◆ **Problem description**: Which lines hold the word "title"? Copy each of them from the material.

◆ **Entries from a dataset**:
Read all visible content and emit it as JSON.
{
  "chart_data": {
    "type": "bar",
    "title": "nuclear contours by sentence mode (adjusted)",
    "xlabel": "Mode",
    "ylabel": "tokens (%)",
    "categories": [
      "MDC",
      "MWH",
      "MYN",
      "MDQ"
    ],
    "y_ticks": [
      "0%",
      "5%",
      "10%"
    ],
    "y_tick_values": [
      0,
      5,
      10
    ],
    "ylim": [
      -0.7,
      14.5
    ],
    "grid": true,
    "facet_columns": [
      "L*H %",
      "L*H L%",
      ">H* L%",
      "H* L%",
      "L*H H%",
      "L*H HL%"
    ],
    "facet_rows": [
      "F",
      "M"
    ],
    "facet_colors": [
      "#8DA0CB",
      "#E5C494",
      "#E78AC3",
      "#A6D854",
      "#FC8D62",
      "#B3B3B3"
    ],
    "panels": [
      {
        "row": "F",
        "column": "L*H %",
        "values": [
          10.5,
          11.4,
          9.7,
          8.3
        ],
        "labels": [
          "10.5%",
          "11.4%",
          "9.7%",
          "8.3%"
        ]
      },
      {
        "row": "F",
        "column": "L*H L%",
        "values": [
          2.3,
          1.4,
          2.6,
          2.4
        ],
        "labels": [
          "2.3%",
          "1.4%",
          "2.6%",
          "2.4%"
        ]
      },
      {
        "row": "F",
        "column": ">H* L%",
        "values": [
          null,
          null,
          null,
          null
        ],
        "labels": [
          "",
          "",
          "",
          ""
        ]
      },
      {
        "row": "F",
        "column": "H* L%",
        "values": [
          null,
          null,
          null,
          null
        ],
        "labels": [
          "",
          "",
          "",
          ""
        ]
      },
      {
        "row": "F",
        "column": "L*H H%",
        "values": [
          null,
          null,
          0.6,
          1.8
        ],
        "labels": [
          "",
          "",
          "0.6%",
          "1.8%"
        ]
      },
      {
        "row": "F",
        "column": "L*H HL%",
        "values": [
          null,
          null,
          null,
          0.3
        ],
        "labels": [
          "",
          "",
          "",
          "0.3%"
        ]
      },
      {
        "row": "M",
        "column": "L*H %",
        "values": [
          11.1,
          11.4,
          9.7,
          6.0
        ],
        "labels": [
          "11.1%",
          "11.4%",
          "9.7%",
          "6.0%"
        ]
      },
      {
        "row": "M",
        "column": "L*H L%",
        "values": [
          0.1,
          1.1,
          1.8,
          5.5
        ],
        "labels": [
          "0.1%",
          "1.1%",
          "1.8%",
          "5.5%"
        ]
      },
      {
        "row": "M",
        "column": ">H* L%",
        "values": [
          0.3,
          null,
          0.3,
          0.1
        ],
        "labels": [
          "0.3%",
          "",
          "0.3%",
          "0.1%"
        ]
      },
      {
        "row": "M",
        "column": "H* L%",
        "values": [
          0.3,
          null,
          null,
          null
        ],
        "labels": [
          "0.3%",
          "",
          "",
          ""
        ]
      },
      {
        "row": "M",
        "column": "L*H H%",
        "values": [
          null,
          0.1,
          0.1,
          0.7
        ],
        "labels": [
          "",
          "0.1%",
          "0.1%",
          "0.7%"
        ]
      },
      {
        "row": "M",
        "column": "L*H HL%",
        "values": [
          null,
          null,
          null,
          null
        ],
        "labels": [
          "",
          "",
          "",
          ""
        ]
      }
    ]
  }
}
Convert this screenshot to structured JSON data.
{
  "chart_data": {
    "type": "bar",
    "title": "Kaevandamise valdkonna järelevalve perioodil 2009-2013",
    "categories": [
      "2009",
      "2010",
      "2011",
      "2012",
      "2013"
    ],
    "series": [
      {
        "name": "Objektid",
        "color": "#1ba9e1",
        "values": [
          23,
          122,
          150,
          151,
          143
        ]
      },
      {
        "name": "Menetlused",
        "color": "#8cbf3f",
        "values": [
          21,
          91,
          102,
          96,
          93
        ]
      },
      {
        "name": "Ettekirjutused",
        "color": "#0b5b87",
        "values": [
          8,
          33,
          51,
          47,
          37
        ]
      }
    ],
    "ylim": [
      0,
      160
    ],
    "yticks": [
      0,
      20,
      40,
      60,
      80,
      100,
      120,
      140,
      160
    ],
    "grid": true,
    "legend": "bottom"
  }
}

◆ **Solution to the exercise**:
    "title": "nuclear contours by sentence mode (adjusted)",
    "title": "Kaevandamise valdkonna järelevalve perioodil 2009-2013",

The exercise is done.